(Data records)
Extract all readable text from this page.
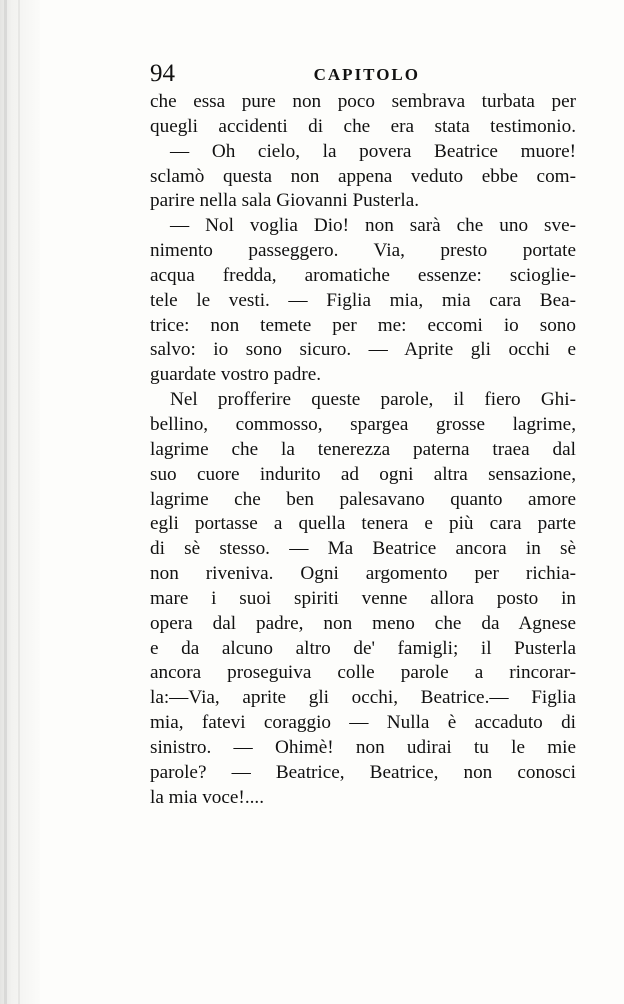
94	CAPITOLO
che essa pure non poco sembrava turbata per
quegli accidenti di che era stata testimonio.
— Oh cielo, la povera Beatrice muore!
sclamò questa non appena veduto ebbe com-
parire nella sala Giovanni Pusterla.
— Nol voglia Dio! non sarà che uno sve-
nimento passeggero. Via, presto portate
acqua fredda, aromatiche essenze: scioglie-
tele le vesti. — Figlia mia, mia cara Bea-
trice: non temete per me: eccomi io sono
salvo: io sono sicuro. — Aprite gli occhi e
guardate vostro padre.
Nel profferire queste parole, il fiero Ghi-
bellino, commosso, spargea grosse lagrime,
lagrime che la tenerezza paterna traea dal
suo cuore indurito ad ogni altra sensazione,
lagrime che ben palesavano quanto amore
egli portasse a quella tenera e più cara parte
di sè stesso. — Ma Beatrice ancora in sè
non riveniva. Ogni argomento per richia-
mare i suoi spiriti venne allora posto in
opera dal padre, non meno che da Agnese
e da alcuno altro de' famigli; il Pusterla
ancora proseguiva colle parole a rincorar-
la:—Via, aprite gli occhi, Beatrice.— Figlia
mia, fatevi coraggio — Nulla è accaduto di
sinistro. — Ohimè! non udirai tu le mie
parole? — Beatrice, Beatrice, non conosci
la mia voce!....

--

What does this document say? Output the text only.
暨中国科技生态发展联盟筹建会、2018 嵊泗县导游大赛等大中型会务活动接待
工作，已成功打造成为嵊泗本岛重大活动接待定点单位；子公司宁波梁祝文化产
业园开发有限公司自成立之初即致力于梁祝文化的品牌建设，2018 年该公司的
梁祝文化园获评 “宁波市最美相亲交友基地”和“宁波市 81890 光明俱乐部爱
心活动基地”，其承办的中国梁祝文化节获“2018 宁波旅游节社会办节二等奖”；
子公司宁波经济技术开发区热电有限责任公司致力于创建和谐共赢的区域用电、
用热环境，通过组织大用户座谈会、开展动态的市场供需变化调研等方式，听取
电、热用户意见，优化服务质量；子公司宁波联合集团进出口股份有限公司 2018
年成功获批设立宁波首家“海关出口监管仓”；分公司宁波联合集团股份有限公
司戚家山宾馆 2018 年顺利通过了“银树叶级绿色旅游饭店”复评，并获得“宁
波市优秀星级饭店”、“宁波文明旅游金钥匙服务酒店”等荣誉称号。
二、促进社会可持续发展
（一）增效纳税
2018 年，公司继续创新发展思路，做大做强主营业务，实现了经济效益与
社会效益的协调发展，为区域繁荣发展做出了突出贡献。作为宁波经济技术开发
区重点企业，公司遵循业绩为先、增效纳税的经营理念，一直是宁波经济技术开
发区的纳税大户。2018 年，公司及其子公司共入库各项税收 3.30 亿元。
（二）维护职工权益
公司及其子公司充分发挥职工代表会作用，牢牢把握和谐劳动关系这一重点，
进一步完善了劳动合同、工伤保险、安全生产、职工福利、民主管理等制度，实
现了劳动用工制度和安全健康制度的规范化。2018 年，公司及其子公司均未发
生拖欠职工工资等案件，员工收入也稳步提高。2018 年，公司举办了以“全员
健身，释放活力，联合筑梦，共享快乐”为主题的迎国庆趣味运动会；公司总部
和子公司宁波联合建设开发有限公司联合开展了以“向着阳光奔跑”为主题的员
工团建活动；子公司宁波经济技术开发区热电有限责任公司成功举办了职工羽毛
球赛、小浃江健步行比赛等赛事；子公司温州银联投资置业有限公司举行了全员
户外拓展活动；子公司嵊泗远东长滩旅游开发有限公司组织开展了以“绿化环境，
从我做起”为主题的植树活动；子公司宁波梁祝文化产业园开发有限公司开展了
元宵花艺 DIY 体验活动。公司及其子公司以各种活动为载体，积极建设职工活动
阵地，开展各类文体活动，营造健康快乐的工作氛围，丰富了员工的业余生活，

Task description
Check each line of the records for "parole" and copy the ones that contain it.

Correct response
Nel profferire queste parole, il fiero Ghi-
ancora proseguiva colle parole a rincorar-
parole? — Beatrice, Beatrice, non conosci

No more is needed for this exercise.